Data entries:
——

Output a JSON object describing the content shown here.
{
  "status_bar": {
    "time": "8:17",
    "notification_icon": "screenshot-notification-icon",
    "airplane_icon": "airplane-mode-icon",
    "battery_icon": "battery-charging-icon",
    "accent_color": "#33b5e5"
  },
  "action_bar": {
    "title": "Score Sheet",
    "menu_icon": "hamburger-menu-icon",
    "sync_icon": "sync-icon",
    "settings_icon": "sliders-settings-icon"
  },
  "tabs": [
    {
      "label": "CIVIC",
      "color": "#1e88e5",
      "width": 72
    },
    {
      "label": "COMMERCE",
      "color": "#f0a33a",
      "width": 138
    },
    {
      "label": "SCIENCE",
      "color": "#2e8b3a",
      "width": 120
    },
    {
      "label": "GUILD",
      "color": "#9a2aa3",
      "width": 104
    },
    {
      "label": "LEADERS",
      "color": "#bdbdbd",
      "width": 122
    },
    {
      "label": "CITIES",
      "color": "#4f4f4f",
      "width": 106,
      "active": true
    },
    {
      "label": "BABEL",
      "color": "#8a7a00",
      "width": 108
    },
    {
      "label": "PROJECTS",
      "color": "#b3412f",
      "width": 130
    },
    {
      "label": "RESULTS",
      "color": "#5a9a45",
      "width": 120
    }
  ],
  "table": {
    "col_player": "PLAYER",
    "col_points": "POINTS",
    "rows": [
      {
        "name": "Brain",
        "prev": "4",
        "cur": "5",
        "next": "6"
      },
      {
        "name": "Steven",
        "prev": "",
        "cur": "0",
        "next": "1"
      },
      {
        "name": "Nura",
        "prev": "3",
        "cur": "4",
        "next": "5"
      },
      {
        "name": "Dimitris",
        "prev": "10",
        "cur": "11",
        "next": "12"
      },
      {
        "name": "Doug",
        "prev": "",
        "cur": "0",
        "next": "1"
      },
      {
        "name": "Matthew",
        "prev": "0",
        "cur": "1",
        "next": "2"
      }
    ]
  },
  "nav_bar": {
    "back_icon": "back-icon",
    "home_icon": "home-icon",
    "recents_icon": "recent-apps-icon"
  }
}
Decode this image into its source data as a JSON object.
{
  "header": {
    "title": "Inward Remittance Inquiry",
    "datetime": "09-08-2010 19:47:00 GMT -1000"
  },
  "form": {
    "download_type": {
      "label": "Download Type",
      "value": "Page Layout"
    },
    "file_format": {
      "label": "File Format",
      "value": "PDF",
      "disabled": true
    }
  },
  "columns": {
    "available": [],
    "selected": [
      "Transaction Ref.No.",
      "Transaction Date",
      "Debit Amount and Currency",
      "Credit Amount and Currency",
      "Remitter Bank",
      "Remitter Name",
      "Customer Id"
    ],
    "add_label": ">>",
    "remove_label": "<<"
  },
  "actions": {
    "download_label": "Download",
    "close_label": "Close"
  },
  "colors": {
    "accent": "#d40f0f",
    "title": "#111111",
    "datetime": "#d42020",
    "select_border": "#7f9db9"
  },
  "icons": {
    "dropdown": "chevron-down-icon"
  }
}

——

*EXERCISE GOAL*. Print nothing but the lines from the line with "Decode this image" to the last line of the records above. Both of those lines count.

*WRITTEN SOLUTION*.
Decode this image into its source data as a JSON object.
{
  "header": {
    "title": "Inward Remittance Inquiry",
    "datetime": "09-08-2010 19:47:00 GMT -1000"
  },
  "form": {
    "download_type": {
      "label": "Download Type",
      "value": "Page Layout"
    },
    "file_format": {
      "label": "File Format",
      "value": "PDF",
      "disabled": true
    }
  },
  "columns": {
    "available": [],
    "selected": [
      "Transaction Ref.No.",
      "Transaction Date",
      "Debit Amount and Currency",
      "Credit Amount and Currency",
      "Remitter Bank",
      "Remitter Name",
      "Customer Id"
    ],
    "add_label": ">>",
    "remove_label": "<<"
  },
  "actions": {
    "download_label": "Download",
    "close_label": "Close"
  },
  "colors": {
    "accent": "#d40f0f",
    "title": "#111111",
    "datetime": "#d42020",
    "select_border": "#7f9db9"
  },
  "icons": {
    "dropdown": "chevron-down-icon"
  }
}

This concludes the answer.